Stated exercise – Using the listing below, report all lines holding the word "Water".

Record set –
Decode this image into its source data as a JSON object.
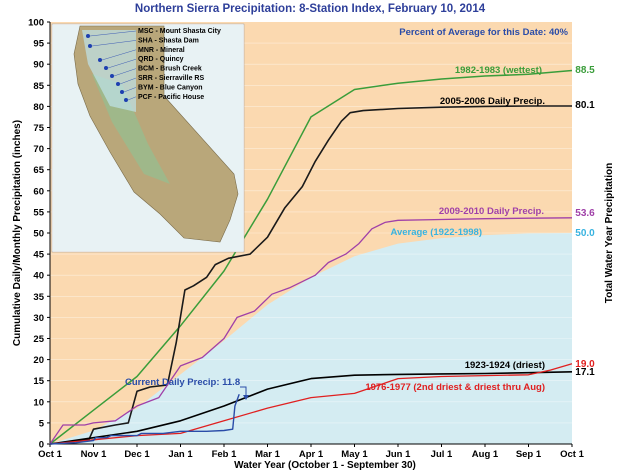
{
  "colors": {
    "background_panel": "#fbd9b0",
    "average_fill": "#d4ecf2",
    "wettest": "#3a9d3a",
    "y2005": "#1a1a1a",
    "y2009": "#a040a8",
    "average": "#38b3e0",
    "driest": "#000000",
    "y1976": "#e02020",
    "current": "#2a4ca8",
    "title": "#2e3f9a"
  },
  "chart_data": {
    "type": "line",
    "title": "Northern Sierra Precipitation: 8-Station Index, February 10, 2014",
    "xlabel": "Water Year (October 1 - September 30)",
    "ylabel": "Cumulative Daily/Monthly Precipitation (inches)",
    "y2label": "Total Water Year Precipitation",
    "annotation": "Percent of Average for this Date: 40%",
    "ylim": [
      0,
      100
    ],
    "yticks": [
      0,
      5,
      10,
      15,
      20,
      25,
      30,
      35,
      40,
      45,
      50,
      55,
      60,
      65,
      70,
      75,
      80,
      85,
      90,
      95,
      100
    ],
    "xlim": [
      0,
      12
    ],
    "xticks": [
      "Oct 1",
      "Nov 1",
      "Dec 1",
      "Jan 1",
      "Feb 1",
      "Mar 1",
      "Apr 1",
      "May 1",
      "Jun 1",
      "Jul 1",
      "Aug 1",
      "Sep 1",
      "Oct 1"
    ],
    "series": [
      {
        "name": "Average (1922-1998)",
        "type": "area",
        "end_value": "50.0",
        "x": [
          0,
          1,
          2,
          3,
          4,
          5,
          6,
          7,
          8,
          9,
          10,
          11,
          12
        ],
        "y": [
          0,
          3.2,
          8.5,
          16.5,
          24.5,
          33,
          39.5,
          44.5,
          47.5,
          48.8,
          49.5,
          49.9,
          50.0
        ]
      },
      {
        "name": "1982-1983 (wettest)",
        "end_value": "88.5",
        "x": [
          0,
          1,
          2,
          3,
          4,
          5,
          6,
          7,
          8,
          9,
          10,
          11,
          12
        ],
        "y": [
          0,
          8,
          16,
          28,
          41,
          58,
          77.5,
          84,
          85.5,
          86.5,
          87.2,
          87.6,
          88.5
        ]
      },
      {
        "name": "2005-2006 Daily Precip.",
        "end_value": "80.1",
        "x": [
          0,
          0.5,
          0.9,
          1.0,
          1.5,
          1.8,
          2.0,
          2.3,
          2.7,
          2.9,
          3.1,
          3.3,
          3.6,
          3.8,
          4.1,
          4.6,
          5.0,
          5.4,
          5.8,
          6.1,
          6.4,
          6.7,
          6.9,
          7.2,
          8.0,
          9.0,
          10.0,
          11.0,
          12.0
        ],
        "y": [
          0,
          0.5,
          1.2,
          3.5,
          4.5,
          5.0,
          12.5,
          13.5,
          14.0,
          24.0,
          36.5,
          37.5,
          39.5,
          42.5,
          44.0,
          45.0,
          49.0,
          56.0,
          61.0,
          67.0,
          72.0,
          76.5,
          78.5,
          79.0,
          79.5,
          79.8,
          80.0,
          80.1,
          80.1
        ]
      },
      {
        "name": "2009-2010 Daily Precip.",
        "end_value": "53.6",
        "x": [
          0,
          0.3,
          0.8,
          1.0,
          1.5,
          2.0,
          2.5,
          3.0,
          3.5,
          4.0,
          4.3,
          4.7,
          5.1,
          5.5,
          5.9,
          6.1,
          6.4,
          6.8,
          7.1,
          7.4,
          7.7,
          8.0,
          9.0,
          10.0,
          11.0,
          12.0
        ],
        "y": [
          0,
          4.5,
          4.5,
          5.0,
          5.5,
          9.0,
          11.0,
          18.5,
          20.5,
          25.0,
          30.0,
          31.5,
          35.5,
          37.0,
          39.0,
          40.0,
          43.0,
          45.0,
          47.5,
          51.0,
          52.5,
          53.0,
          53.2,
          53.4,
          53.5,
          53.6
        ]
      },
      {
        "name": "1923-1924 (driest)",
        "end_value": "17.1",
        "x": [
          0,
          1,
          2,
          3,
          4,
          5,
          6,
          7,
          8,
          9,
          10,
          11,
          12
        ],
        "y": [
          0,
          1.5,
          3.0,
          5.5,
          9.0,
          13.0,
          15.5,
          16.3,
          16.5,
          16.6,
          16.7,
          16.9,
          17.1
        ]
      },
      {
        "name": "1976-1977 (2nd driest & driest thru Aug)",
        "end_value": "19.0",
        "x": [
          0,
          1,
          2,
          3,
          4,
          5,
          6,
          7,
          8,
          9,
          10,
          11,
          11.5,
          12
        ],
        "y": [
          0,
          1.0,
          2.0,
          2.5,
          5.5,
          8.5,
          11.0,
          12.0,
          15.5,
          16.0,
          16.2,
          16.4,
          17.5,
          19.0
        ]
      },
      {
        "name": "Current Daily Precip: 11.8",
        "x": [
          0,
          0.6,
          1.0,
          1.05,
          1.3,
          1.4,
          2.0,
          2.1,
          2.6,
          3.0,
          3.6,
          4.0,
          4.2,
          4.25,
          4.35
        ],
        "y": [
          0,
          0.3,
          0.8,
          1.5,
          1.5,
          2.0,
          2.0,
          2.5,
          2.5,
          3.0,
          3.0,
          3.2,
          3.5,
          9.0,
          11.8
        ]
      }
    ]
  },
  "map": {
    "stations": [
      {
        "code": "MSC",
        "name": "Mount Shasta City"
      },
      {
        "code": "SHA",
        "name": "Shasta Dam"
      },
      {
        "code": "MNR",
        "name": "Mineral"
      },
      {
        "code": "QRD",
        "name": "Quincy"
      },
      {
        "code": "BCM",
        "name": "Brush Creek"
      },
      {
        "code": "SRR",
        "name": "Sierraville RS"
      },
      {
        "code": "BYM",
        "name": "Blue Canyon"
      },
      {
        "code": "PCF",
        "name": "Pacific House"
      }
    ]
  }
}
* * *
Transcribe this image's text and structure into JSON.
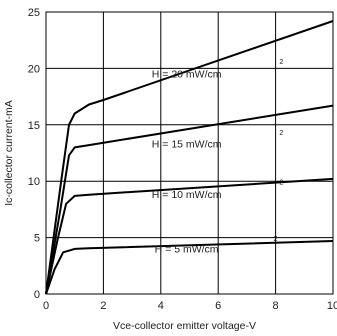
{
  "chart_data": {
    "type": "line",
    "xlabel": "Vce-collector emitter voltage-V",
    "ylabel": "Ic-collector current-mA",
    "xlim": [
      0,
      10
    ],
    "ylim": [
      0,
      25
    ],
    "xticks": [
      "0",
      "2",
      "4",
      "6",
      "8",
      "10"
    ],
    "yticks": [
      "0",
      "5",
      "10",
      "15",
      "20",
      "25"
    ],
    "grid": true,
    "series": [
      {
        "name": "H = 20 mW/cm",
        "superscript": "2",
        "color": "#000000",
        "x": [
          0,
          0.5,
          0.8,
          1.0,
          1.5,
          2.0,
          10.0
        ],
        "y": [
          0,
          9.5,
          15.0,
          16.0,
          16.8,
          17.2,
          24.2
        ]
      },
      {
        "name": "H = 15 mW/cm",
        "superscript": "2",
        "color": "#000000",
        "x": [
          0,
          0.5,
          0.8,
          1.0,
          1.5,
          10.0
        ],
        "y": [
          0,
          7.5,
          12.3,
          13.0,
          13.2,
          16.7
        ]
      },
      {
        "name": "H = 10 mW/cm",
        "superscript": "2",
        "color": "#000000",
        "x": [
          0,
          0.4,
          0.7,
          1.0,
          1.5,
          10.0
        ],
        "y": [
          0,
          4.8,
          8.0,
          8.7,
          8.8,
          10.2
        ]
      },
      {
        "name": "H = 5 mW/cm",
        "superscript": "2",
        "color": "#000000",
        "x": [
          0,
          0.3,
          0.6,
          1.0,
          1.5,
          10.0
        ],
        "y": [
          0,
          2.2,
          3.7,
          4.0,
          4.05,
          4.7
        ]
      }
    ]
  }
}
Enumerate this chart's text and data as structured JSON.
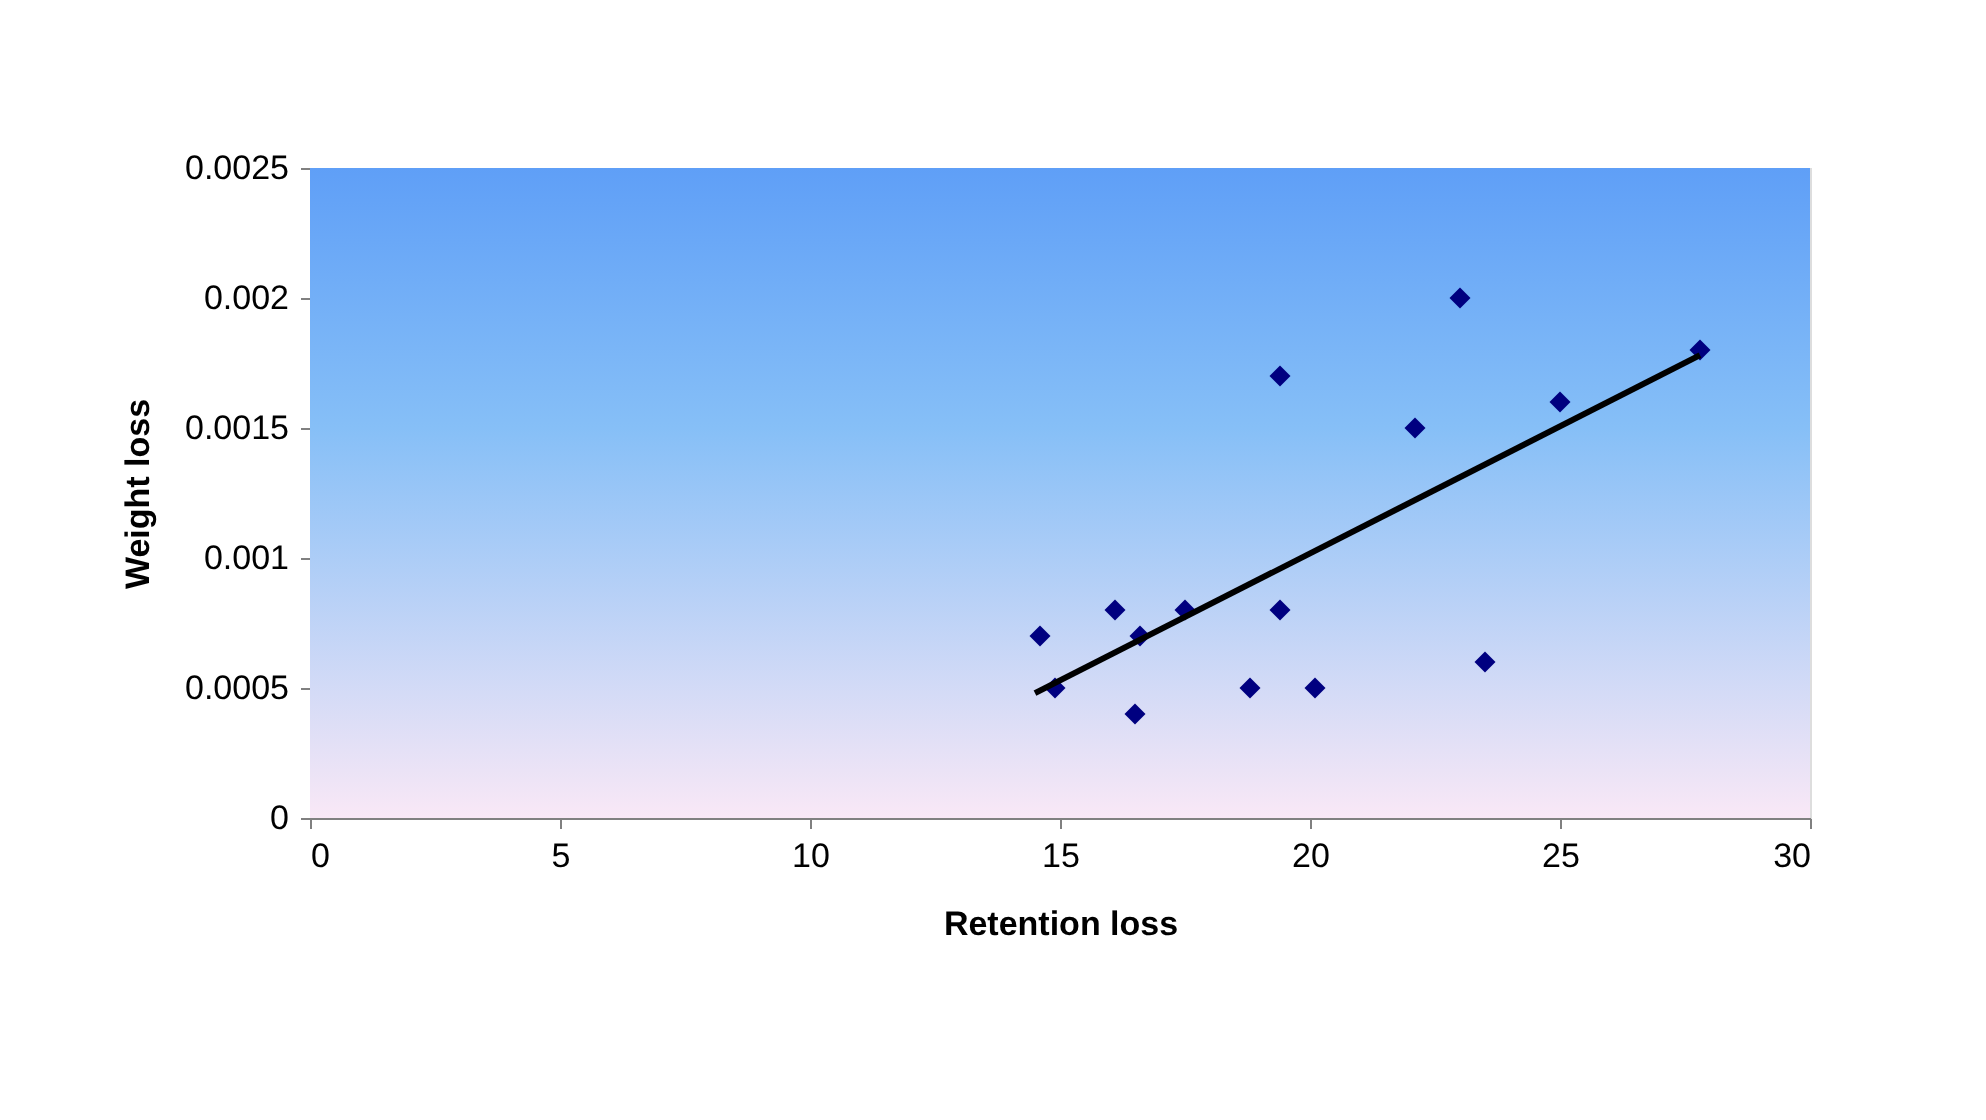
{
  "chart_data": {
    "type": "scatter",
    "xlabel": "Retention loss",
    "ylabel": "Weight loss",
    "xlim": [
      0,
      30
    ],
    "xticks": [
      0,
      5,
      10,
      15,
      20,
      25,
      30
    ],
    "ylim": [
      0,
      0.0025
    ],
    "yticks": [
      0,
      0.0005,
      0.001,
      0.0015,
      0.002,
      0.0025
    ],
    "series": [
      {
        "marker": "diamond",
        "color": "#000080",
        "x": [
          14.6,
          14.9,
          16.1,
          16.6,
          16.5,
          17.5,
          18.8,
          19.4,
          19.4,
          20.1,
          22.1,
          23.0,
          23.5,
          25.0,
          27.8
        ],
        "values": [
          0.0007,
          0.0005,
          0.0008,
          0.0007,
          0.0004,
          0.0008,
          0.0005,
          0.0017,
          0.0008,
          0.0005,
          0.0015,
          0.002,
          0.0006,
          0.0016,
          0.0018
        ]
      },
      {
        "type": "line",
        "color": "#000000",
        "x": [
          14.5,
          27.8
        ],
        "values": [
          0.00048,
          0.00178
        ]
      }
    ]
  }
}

Correct result –
    "xlabel": "Water Year (October 1 - September 30)",
    "y2label": "Total Water Year Precipitation",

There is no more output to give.